> [WHAT TO PRODUCE]
Repeat the records below exactly, leaving out any pictures.
-- Begin MATERIAL FOR THIS TASK --
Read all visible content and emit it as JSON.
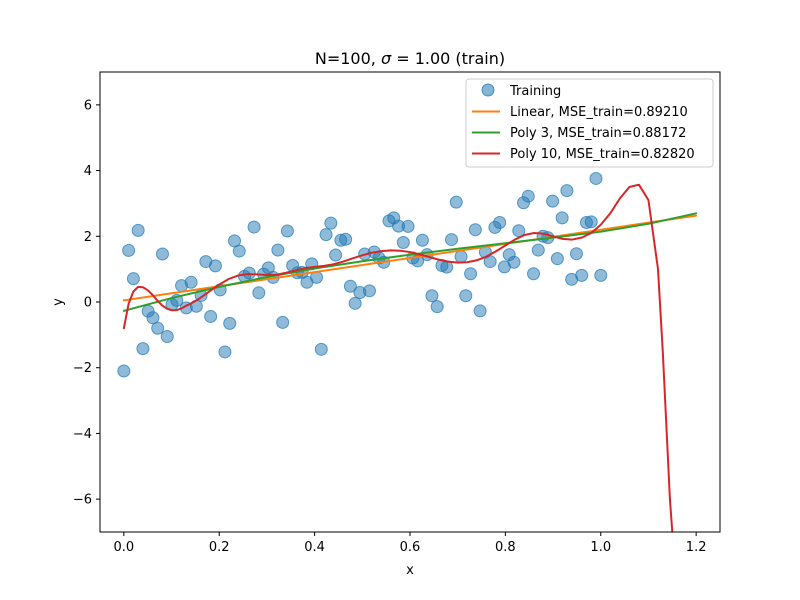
{
  "chart_data": {
    "type": "scatter",
    "title": "N=100, σ = 1.00 (train)",
    "title_parts": {
      "prefix": "N=100, ",
      "sigma": "σ",
      "equals": " = 1.00",
      "suffix": " (train)"
    },
    "xlabel": "x",
    "ylabel": "y",
    "xlim": [
      -0.05,
      1.25
    ],
    "ylim": [
      -7,
      7
    ],
    "xticks": [
      0.0,
      0.2,
      0.4,
      0.6,
      0.8,
      1.0,
      1.2
    ],
    "xtick_labels": [
      "0.0",
      "0.2",
      "0.4",
      "0.6",
      "0.8",
      "1.0",
      "1.2"
    ],
    "yticks": [
      -6,
      -4,
      -2,
      0,
      2,
      4,
      6
    ],
    "ytick_labels": [
      "−6",
      "−4",
      "−2",
      "0",
      "2",
      "4",
      "6"
    ],
    "grid": false,
    "legend_position": "top-right",
    "scatter": {
      "name": "Training",
      "color": "#1f77b4",
      "x": [
        0.0,
        0.01,
        0.02,
        0.03,
        0.04,
        0.051,
        0.061,
        0.071,
        0.081,
        0.091,
        0.101,
        0.111,
        0.121,
        0.131,
        0.141,
        0.152,
        0.162,
        0.172,
        0.182,
        0.192,
        0.202,
        0.212,
        0.222,
        0.232,
        0.242,
        0.253,
        0.263,
        0.273,
        0.283,
        0.293,
        0.303,
        0.313,
        0.323,
        0.333,
        0.343,
        0.354,
        0.364,
        0.374,
        0.384,
        0.394,
        0.404,
        0.414,
        0.424,
        0.434,
        0.444,
        0.455,
        0.465,
        0.475,
        0.485,
        0.495,
        0.505,
        0.515,
        0.525,
        0.535,
        0.545,
        0.556,
        0.566,
        0.576,
        0.586,
        0.596,
        0.606,
        0.616,
        0.626,
        0.636,
        0.646,
        0.657,
        0.667,
        0.677,
        0.687,
        0.697,
        0.707,
        0.717,
        0.727,
        0.737,
        0.747,
        0.758,
        0.768,
        0.778,
        0.788,
        0.798,
        0.808,
        0.818,
        0.828,
        0.838,
        0.848,
        0.859,
        0.869,
        0.879,
        0.889,
        0.899,
        0.909,
        0.919,
        0.929,
        0.939,
        0.949,
        0.96,
        0.97,
        0.98,
        0.99,
        1.0
      ],
      "y": [
        -2.1,
        1.57,
        0.71,
        2.18,
        -1.42,
        -0.28,
        -0.48,
        -0.8,
        1.46,
        -1.05,
        -0.08,
        0.05,
        0.5,
        -0.18,
        0.6,
        -0.13,
        0.2,
        1.23,
        -0.44,
        1.1,
        0.37,
        -1.52,
        -0.65,
        1.86,
        1.55,
        0.78,
        0.88,
        2.28,
        0.28,
        0.85,
        1.04,
        0.75,
        1.58,
        -0.62,
        2.16,
        1.11,
        0.89,
        0.9,
        0.6,
        1.16,
        0.75,
        -1.44,
        2.05,
        2.4,
        1.43,
        1.88,
        1.91,
        0.48,
        -0.04,
        0.29,
        1.46,
        0.34,
        1.52,
        1.34,
        1.21,
        2.47,
        2.56,
        2.31,
        1.81,
        2.3,
        1.34,
        1.25,
        1.88,
        1.44,
        0.19,
        -0.14,
        1.11,
        1.06,
        1.9,
        3.04,
        1.38,
        0.19,
        0.86,
        2.2,
        -0.27,
        1.52,
        1.23,
        2.27,
        2.42,
        1.07,
        1.44,
        1.21,
        2.17,
        3.02,
        3.22,
        0.86,
        1.58,
        2.0,
        1.96,
        3.07,
        1.32,
        2.56,
        3.39,
        0.69,
        1.47,
        0.81,
        2.42,
        2.44,
        3.76,
        0.81
      ]
    },
    "series": [
      {
        "name": "Linear, MSE_train=0.89210",
        "color": "#ff7f0e",
        "x": [
          0.0,
          1.2
        ],
        "y": [
          0.05,
          2.63
        ]
      },
      {
        "name": "Poly 3, MSE_train=0.88172",
        "color": "#2ca02c",
        "x": [
          0.0,
          0.1,
          0.2,
          0.3,
          0.4,
          0.5,
          0.6,
          0.7,
          0.8,
          0.9,
          1.0,
          1.1,
          1.2
        ],
        "y": [
          -0.27,
          0.12,
          0.46,
          0.76,
          1.02,
          1.24,
          1.44,
          1.62,
          1.79,
          1.96,
          2.14,
          2.38,
          2.7
        ]
      },
      {
        "name": "Poly 10, MSE_train=0.82820",
        "color": "#d62728",
        "x": [
          0.0,
          0.01,
          0.02,
          0.03,
          0.04,
          0.05,
          0.06,
          0.07,
          0.08,
          0.09,
          0.1,
          0.11,
          0.12,
          0.13,
          0.14,
          0.15,
          0.16,
          0.18,
          0.2,
          0.22,
          0.24,
          0.26,
          0.28,
          0.3,
          0.32,
          0.34,
          0.36,
          0.38,
          0.4,
          0.42,
          0.44,
          0.46,
          0.48,
          0.5,
          0.52,
          0.54,
          0.56,
          0.58,
          0.6,
          0.62,
          0.64,
          0.66,
          0.68,
          0.7,
          0.72,
          0.74,
          0.76,
          0.78,
          0.8,
          0.82,
          0.84,
          0.86,
          0.88,
          0.9,
          0.92,
          0.94,
          0.96,
          0.98,
          1.0,
          1.02,
          1.04,
          1.06,
          1.08,
          1.1,
          1.12,
          1.13,
          1.14,
          1.145,
          1.15
        ],
        "y": [
          -0.8,
          -0.05,
          0.32,
          0.46,
          0.45,
          0.36,
          0.22,
          0.05,
          -0.1,
          -0.2,
          -0.25,
          -0.25,
          -0.2,
          -0.12,
          -0.05,
          0.03,
          0.12,
          0.33,
          0.53,
          0.7,
          0.81,
          0.85,
          0.84,
          0.82,
          0.83,
          0.89,
          0.96,
          1.03,
          1.07,
          1.1,
          1.15,
          1.23,
          1.33,
          1.42,
          1.5,
          1.55,
          1.57,
          1.56,
          1.52,
          1.45,
          1.37,
          1.29,
          1.23,
          1.2,
          1.21,
          1.27,
          1.38,
          1.54,
          1.72,
          1.9,
          2.04,
          2.1,
          2.08,
          2.0,
          1.92,
          1.9,
          1.96,
          2.1,
          2.35,
          2.7,
          3.15,
          3.5,
          3.57,
          3.1,
          1.0,
          -1.5,
          -4.5,
          -6.0,
          -7.0
        ]
      }
    ]
  }
}
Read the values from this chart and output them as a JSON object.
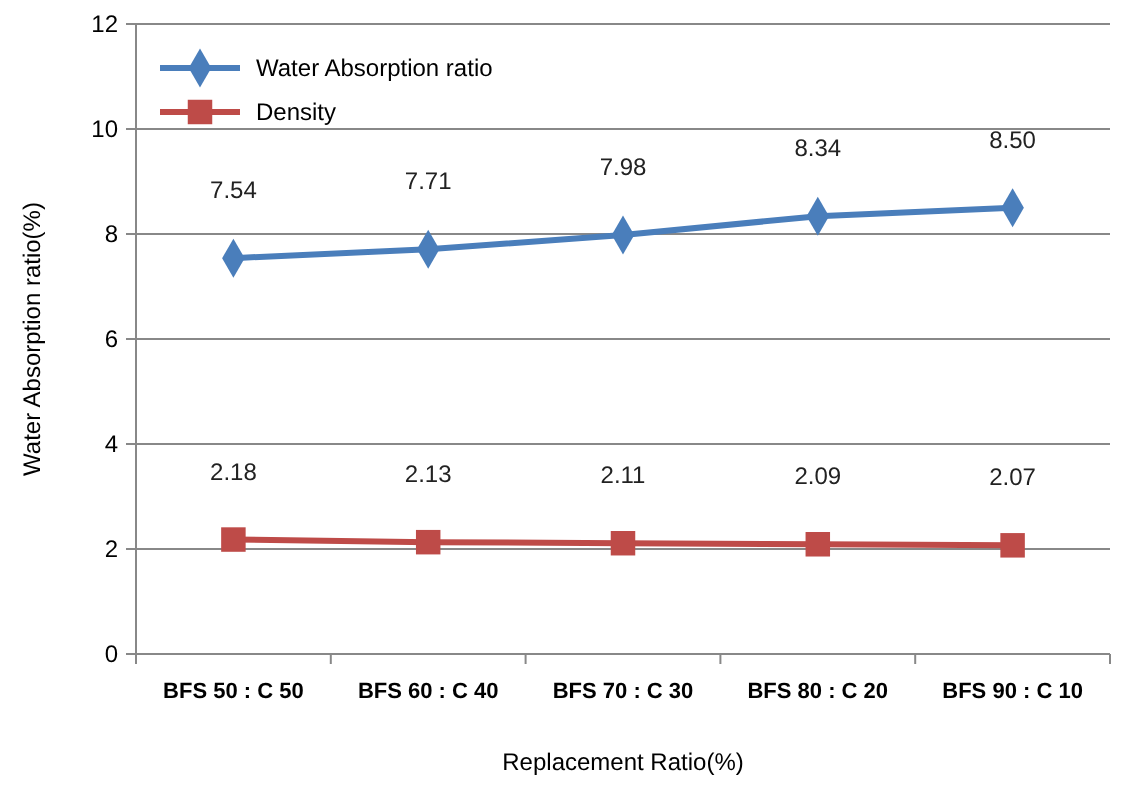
-- End MATERIAL FOR THIS TASK --
> [SOLUTION]
Read all visible content and emit it as JSON.
{
  "chart_data": {
    "type": "scatter",
    "title": "N=100, σ = 1.00 (train)",
    "title_parts": {
      "prefix": "N=100, ",
      "sigma": "σ",
      "equals": " = 1.00",
      "suffix": " (train)"
    },
    "xlabel": "x",
    "ylabel": "y",
    "xlim": [
      -0.05,
      1.25
    ],
    "ylim": [
      -7,
      7
    ],
    "xticks": [
      0.0,
      0.2,
      0.4,
      0.6,
      0.8,
      1.0,
      1.2
    ],
    "xtick_labels": [
      "0.0",
      "0.2",
      "0.4",
      "0.6",
      "0.8",
      "1.0",
      "1.2"
    ],
    "yticks": [
      -6,
      -4,
      -2,
      0,
      2,
      4,
      6
    ],
    "ytick_labels": [
      "−6",
      "−4",
      "−2",
      "0",
      "2",
      "4",
      "6"
    ],
    "grid": false,
    "legend_position": "top-right",
    "scatter": {
      "name": "Training",
      "color": "#1f77b4",
      "x": [
        0.0,
        0.01,
        0.02,
        0.03,
        0.04,
        0.051,
        0.061,
        0.071,
        0.081,
        0.091,
        0.101,
        0.111,
        0.121,
        0.131,
        0.141,
        0.152,
        0.162,
        0.172,
        0.182,
        0.192,
        0.202,
        0.212,
        0.222,
        0.232,
        0.242,
        0.253,
        0.263,
        0.273,
        0.283,
        0.293,
        0.303,
        0.313,
        0.323,
        0.333,
        0.343,
        0.354,
        0.364,
        0.374,
        0.384,
        0.394,
        0.404,
        0.414,
        0.424,
        0.434,
        0.444,
        0.455,
        0.465,
        0.475,
        0.485,
        0.495,
        0.505,
        0.515,
        0.525,
        0.535,
        0.545,
        0.556,
        0.566,
        0.576,
        0.586,
        0.596,
        0.606,
        0.616,
        0.626,
        0.636,
        0.646,
        0.657,
        0.667,
        0.677,
        0.687,
        0.697,
        0.707,
        0.717,
        0.727,
        0.737,
        0.747,
        0.758,
        0.768,
        0.778,
        0.788,
        0.798,
        0.808,
        0.818,
        0.828,
        0.838,
        0.848,
        0.859,
        0.869,
        0.879,
        0.889,
        0.899,
        0.909,
        0.919,
        0.929,
        0.939,
        0.949,
        0.96,
        0.97,
        0.98,
        0.99,
        1.0
      ],
      "y": [
        -2.1,
        1.57,
        0.71,
        2.18,
        -1.42,
        -0.28,
        -0.48,
        -0.8,
        1.46,
        -1.05,
        -0.08,
        0.05,
        0.5,
        -0.18,
        0.6,
        -0.13,
        0.2,
        1.23,
        -0.44,
        1.1,
        0.37,
        -1.52,
        -0.65,
        1.86,
        1.55,
        0.78,
        0.88,
        2.28,
        0.28,
        0.85,
        1.04,
        0.75,
        1.58,
        -0.62,
        2.16,
        1.11,
        0.89,
        0.9,
        0.6,
        1.16,
        0.75,
        -1.44,
        2.05,
        2.4,
        1.43,
        1.88,
        1.91,
        0.48,
        -0.04,
        0.29,
        1.46,
        0.34,
        1.52,
        1.34,
        1.21,
        2.47,
        2.56,
        2.31,
        1.81,
        2.3,
        1.34,
        1.25,
        1.88,
        1.44,
        0.19,
        -0.14,
        1.11,
        1.06,
        1.9,
        3.04,
        1.38,
        0.19,
        0.86,
        2.2,
        -0.27,
        1.52,
        1.23,
        2.27,
        2.42,
        1.07,
        1.44,
        1.21,
        2.17,
        3.02,
        3.22,
        0.86,
        1.58,
        2.0,
        1.96,
        3.07,
        1.32,
        2.56,
        3.39,
        0.69,
        1.47,
        0.81,
        2.42,
        2.44,
        3.76,
        0.81
      ]
    },
    "series": [
      {
        "name": "Linear, MSE_train=0.89210",
        "color": "#ff7f0e",
        "x": [
          0.0,
          1.2
        ],
        "y": [
          0.05,
          2.63
        ]
      },
      {
        "name": "Poly 3, MSE_train=0.88172",
        "color": "#2ca02c",
        "x": [
          0.0,
          0.1,
          0.2,
          0.3,
          0.4,
          0.5,
          0.6,
          0.7,
          0.8,
          0.9,
          1.0,
          1.1,
          1.2
        ],
        "y": [
          -0.27,
          0.12,
          0.46,
          0.76,
          1.02,
          1.24,
          1.44,
          1.62,
          1.79,
          1.96,
          2.14,
          2.38,
          2.7
        ]
      },
      {
        "name": "Poly 10, MSE_train=0.82820",
        "color": "#d62728",
        "x": [
          0.0,
          0.01,
          0.02,
          0.03,
          0.04,
          0.05,
          0.06,
          0.07,
          0.08,
          0.09,
          0.1,
          0.11,
          0.12,
          0.13,
          0.14,
          0.15,
          0.16,
          0.18,
          0.2,
          0.22,
          0.24,
          0.26,
          0.28,
          0.3,
          0.32,
          0.34,
          0.36,
          0.38,
          0.4,
          0.42,
          0.44,
          0.46,
          0.48,
          0.5,
          0.52,
          0.54,
          0.56,
          0.58,
          0.6,
          0.62,
          0.64,
          0.66,
          0.68,
          0.7,
          0.72,
          0.74,
          0.76,
          0.78,
          0.8,
          0.82,
          0.84,
          0.86,
          0.88,
          0.9,
          0.92,
          0.94,
          0.96,
          0.98,
          1.0,
          1.02,
          1.04,
          1.06,
          1.08,
          1.1,
          1.12,
          1.13,
          1.14,
          1.145,
          1.15
        ],
        "y": [
          -0.8,
          -0.05,
          0.32,
          0.46,
          0.45,
          0.36,
          0.22,
          0.05,
          -0.1,
          -0.2,
          -0.25,
          -0.25,
          -0.2,
          -0.12,
          -0.05,
          0.03,
          0.12,
          0.33,
          0.53,
          0.7,
          0.81,
          0.85,
          0.84,
          0.82,
          0.83,
          0.89,
          0.96,
          1.03,
          1.07,
          1.1,
          1.15,
          1.23,
          1.33,
          1.42,
          1.5,
          1.55,
          1.57,
          1.56,
          1.52,
          1.45,
          1.37,
          1.29,
          1.23,
          1.2,
          1.21,
          1.27,
          1.38,
          1.54,
          1.72,
          1.9,
          2.04,
          2.1,
          2.08,
          2.0,
          1.92,
          1.9,
          1.96,
          2.1,
          2.35,
          2.7,
          3.15,
          3.5,
          3.57,
          3.1,
          1.0,
          -1.5,
          -4.5,
          -6.0,
          -7.0
        ]
      }
    ]
  }
}
Read the values from this chart and output them as a JSON object.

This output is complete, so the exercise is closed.